**Set exercise**
Each line that holds the word "dash" should be returned.

**Exercise material**
-- Begin --
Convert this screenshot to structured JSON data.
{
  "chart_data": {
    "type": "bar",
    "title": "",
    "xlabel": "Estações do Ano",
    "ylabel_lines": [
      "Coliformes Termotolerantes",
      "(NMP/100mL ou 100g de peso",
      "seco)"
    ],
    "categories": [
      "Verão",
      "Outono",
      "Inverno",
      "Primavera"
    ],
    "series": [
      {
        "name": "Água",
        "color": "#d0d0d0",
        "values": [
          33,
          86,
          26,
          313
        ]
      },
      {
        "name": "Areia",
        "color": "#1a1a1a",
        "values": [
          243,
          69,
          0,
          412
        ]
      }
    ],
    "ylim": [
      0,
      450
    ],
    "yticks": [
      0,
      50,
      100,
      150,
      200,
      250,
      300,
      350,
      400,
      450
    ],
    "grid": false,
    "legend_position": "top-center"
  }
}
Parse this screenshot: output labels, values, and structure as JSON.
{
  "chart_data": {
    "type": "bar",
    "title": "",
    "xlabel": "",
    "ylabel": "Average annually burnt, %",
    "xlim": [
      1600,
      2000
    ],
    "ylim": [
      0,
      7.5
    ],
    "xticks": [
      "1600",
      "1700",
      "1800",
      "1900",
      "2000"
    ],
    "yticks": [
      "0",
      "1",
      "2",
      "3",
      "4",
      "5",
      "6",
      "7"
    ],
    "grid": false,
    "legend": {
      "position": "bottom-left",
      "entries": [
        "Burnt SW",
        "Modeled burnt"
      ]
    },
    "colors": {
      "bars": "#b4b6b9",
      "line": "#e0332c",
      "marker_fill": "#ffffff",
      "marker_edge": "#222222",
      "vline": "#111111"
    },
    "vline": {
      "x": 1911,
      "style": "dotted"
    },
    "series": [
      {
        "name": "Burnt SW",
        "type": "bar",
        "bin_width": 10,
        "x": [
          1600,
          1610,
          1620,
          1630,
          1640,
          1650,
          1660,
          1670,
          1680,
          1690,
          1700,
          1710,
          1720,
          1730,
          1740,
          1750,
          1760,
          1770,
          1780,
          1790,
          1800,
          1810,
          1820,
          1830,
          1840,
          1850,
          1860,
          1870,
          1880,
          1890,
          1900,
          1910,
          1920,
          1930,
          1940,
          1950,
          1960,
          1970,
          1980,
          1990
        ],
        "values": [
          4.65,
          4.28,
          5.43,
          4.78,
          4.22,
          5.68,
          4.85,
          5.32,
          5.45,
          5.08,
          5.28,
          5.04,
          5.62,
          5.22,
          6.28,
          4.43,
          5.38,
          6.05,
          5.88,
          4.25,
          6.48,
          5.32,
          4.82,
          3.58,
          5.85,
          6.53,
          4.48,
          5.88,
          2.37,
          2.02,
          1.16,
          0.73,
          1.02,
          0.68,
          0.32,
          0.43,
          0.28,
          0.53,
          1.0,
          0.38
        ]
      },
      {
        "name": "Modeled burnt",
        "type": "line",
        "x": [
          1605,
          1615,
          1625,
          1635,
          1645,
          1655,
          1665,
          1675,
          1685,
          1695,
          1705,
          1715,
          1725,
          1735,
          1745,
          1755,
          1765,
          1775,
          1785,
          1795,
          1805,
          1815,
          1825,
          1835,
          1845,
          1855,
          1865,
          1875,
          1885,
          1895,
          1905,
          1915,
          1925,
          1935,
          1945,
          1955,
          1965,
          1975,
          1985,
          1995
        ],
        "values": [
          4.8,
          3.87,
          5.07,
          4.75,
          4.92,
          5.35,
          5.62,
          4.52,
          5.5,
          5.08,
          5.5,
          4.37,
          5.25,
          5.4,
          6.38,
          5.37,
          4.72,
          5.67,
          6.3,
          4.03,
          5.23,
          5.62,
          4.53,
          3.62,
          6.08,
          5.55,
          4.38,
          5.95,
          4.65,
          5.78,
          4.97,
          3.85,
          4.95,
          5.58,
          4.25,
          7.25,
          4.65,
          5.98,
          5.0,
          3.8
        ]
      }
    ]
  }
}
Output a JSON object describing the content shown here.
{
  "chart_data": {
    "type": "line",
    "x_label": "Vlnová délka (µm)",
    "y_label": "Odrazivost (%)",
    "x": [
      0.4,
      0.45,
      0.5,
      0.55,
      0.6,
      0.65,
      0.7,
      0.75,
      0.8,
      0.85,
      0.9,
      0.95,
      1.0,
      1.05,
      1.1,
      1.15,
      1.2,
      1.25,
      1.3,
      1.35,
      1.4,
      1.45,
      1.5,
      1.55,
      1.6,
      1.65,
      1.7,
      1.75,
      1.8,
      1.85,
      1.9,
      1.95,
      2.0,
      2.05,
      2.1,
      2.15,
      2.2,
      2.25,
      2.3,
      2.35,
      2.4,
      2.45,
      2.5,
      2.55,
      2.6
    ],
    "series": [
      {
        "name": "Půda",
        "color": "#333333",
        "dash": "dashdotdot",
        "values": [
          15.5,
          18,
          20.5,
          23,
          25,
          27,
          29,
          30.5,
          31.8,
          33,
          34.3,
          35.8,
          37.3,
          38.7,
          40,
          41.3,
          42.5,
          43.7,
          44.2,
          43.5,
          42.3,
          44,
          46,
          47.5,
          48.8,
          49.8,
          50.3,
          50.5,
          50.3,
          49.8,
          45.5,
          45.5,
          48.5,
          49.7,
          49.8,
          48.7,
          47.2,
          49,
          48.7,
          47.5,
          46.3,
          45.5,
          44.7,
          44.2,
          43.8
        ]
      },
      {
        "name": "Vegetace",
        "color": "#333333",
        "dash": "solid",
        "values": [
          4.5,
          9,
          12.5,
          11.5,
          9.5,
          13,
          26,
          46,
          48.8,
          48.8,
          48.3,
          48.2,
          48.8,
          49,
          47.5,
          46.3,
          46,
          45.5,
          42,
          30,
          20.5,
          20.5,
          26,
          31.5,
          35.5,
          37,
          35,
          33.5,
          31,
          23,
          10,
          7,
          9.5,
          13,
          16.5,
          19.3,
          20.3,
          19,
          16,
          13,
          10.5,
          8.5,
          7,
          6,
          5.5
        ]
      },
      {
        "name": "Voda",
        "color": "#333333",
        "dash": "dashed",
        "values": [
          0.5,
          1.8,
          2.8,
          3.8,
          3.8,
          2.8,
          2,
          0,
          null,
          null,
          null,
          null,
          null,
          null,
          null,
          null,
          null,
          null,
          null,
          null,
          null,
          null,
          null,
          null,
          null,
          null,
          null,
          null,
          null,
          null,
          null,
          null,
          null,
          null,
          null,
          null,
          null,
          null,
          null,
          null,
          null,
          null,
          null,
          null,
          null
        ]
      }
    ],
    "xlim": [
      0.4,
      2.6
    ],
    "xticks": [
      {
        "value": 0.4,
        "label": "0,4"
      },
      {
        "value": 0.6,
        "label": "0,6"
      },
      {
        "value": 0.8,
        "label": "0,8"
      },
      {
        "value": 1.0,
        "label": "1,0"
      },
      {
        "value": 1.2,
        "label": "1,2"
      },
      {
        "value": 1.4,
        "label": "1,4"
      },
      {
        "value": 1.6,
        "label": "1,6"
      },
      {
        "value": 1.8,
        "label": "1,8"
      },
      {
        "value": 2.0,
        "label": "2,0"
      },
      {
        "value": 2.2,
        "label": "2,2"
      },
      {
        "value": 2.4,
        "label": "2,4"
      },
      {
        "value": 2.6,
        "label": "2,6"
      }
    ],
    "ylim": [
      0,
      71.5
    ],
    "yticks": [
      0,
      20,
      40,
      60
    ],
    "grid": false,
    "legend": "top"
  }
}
-- End --
**Response**
        "dash": "dashdotdot",
        "dash": "solid",
        "dash": "dashed",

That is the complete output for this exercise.